YOUR TASK: Repeat the data verbatim.

DATA TO PROCESS:

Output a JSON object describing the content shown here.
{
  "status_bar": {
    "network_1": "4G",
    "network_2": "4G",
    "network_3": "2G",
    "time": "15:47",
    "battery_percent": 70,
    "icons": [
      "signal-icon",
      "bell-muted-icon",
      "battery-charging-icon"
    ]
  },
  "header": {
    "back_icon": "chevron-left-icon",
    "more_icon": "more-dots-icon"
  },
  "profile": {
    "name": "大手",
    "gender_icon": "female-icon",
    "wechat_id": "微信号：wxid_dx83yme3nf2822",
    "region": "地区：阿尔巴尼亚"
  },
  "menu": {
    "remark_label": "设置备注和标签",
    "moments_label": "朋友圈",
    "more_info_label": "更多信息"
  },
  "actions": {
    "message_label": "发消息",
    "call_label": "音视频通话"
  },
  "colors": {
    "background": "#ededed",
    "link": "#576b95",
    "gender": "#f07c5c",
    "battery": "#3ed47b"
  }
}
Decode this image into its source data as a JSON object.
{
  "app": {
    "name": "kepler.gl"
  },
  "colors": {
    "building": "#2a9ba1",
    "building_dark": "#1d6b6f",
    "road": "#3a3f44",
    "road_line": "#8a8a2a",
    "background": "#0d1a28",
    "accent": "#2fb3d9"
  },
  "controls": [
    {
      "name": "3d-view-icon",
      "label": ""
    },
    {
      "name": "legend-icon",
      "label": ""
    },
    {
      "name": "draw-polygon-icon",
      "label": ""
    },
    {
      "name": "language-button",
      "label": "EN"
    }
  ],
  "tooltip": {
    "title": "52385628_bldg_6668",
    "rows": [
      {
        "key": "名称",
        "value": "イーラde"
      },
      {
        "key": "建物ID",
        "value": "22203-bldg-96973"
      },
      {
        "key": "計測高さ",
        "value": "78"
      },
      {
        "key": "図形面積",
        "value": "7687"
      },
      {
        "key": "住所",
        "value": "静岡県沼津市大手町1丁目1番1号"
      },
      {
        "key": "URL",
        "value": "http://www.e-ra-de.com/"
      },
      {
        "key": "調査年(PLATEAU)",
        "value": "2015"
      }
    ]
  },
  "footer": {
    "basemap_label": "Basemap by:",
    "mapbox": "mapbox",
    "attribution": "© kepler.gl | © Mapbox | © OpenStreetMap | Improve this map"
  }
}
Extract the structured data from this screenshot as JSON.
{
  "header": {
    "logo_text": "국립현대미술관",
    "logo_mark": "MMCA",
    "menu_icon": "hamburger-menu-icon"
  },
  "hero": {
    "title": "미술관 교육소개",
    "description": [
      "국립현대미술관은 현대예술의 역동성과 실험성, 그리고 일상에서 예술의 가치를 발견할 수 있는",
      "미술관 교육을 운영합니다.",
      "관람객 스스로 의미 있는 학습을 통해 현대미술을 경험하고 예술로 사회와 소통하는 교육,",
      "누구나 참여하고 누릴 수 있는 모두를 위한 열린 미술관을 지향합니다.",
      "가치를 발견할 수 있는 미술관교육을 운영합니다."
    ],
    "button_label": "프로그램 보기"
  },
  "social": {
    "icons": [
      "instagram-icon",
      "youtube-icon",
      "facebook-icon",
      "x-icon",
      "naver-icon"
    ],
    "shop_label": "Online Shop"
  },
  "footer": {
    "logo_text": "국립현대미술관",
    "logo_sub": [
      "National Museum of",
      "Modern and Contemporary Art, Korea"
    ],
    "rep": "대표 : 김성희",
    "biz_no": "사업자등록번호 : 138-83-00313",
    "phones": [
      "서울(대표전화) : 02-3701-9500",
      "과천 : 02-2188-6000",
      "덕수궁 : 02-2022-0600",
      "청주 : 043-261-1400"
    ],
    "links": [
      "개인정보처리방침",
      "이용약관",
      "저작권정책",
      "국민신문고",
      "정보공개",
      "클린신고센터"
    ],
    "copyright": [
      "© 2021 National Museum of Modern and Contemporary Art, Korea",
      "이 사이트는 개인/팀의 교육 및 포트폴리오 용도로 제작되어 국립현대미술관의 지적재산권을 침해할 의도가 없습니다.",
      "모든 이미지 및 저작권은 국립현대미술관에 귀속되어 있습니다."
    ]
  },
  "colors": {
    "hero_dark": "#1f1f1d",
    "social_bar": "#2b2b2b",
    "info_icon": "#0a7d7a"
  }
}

OUTPUT FOR THIS TASK:
Output a JSON object describing the content shown here.
{
  "status_bar": {
    "network_1": "4G",
    "network_2": "4G",
    "network_3": "2G",
    "time": "15:47",
    "battery_percent": 70,
    "icons": [
      "signal-icon",
      "bell-muted-icon",
      "battery-charging-icon"
    ]
  },
  "header": {
    "back_icon": "chevron-left-icon",
    "more_icon": "more-dots-icon"
  },
  "profile": {
    "name": "大手",
    "gender_icon": "female-icon",
    "wechat_id": "微信号：wxid_dx83yme3nf2822",
    "region": "地区：阿尔巴尼亚"
  },
  "menu": {
    "remark_label": "设置备注和标签",
    "moments_label": "朋友圈",
    "more_info_label": "更多信息"
  },
  "actions": {
    "message_label": "发消息",
    "call_label": "音视频通话"
  },
  "colors": {
    "background": "#ededed",
    "link": "#576b95",
    "gender": "#f07c5c",
    "battery": "#3ed47b"
  }
}
Decode this image into its source data as a JSON object.
{
  "app": {
    "name": "kepler.gl"
  },
  "colors": {
    "building": "#2a9ba1",
    "building_dark": "#1d6b6f",
    "road": "#3a3f44",
    "road_line": "#8a8a2a",
    "background": "#0d1a28",
    "accent": "#2fb3d9"
  },
  "controls": [
    {
      "name": "3d-view-icon",
      "label": ""
    },
    {
      "name": "legend-icon",
      "label": ""
    },
    {
      "name": "draw-polygon-icon",
      "label": ""
    },
    {
      "name": "language-button",
      "label": "EN"
    }
  ],
  "tooltip": {
    "title": "52385628_bldg_6668",
    "rows": [
      {
        "key": "名称",
        "value": "イーラde"
      },
      {
        "key": "建物ID",
        "value": "22203-bldg-96973"
      },
      {
        "key": "計測高さ",
        "value": "78"
      },
      {
        "key": "図形面積",
        "value": "7687"
      },
      {
        "key": "住所",
        "value": "静岡県沼津市大手町1丁目1番1号"
      },
      {
        "key": "URL",
        "value": "http://www.e-ra-de.com/"
      },
      {
        "key": "調査年(PLATEAU)",
        "value": "2015"
      }
    ]
  },
  "footer": {
    "basemap_label": "Basemap by:",
    "mapbox": "mapbox",
    "attribution": "© kepler.gl | © Mapbox | © OpenStreetMap | Improve this map"
  }
}
Extract the structured data from this screenshot as JSON.
{
  "header": {
    "logo_text": "국립현대미술관",
    "logo_mark": "MMCA",
    "menu_icon": "hamburger-menu-icon"
  },
  "hero": {
    "title": "미술관 교육소개",
    "description": [
      "국립현대미술관은 현대예술의 역동성과 실험성, 그리고 일상에서 예술의 가치를 발견할 수 있는",
      "미술관 교육을 운영합니다.",
      "관람객 스스로 의미 있는 학습을 통해 현대미술을 경험하고 예술로 사회와 소통하는 교육,",
      "누구나 참여하고 누릴 수 있는 모두를 위한 열린 미술관을 지향합니다.",
      "가치를 발견할 수 있는 미술관교육을 운영합니다."
    ],
    "button_label": "프로그램 보기"
  },
  "social": {
    "icons": [
      "instagram-icon",
      "youtube-icon",
      "facebook-icon",
      "x-icon",
      "naver-icon"
    ],
    "shop_label": "Online Shop"
  },
  "footer": {
    "logo_text": "국립현대미술관",
    "logo_sub": [
      "National Museum of",
      "Modern and Contemporary Art, Korea"
    ],
    "rep": "대표 : 김성희",
    "biz_no": "사업자등록번호 : 138-83-00313",
    "phones": [
      "서울(대표전화) : 02-3701-9500",
      "과천 : 02-2188-6000",
      "덕수궁 : 02-2022-0600",
      "청주 : 043-261-1400"
    ],
    "links": [
      "개인정보처리방침",
      "이용약관",
      "저작권정책",
      "국민신문고",
      "정보공개",
      "클린신고센터"
    ],
    "copyright": [
      "© 2021 National Museum of Modern and Contemporary Art, Korea",
      "이 사이트는 개인/팀의 교육 및 포트폴리오 용도로 제작되어 국립현대미술관의 지적재산권을 침해할 의도가 없습니다.",
      "모든 이미지 및 저작권은 국립현대미술관에 귀속되어 있습니다."
    ]
  },
  "colors": {
    "hero_dark": "#1f1f1d",
    "social_bar": "#2b2b2b",
    "info_icon": "#0a7d7a"
  }
}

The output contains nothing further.